Retype the rows from the first line through the line that holds "- heat-cell: [352, 687, 436, 781]", inclusive, keeping every character unchanged.

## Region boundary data
________

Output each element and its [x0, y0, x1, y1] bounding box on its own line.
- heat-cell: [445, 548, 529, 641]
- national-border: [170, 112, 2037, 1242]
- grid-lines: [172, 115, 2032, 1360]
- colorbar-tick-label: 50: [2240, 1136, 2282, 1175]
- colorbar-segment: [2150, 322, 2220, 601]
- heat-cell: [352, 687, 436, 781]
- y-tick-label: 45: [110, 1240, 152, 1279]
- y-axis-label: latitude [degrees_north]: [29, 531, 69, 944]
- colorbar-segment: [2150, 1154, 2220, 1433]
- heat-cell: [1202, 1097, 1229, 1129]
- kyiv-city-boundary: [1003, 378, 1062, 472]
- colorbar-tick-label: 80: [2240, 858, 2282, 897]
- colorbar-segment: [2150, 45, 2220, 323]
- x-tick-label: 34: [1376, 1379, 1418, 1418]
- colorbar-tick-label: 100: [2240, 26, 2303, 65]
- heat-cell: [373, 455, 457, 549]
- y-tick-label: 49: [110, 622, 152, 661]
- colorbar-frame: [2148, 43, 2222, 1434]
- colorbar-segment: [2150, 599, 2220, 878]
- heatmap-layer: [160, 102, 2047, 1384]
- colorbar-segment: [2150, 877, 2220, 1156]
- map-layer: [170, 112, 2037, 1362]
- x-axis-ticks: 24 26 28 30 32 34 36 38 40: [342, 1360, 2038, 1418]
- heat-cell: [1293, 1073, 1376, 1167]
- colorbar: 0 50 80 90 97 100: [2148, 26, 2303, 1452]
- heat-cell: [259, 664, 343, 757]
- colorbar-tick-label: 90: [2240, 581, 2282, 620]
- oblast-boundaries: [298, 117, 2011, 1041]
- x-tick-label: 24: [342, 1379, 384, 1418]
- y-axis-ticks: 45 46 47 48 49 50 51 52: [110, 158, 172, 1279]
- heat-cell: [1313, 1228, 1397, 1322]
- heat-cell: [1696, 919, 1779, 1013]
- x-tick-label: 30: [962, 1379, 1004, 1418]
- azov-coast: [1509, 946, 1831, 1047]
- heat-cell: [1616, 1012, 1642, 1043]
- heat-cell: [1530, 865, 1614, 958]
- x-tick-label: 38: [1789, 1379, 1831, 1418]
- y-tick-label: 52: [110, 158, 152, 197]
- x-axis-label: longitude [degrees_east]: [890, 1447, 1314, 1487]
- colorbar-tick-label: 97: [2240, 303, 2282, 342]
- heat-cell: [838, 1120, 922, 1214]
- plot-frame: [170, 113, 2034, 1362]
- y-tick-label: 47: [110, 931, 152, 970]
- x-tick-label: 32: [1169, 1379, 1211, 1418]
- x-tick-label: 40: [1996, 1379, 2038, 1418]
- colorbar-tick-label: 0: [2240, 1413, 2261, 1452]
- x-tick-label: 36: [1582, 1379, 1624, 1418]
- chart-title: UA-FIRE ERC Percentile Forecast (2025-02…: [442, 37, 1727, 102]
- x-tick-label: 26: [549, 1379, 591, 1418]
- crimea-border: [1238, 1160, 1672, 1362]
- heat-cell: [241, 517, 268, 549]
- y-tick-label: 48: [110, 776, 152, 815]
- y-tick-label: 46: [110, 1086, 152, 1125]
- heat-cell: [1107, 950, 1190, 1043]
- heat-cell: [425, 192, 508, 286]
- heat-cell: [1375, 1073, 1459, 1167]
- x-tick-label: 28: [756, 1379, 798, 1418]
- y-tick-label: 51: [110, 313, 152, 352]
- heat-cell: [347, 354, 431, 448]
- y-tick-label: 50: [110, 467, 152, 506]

________

## Result of this task
Output each element and its [x0, y0, x1, y1] bounding box on its own line.
- heat-cell: [445, 548, 529, 641]
- national-border: [170, 112, 2037, 1242]
- grid-lines: [172, 115, 2032, 1360]
- colorbar-tick-label: 50: [2240, 1136, 2282, 1175]
- colorbar-segment: [2150, 322, 2220, 601]
- heat-cell: [352, 687, 436, 781]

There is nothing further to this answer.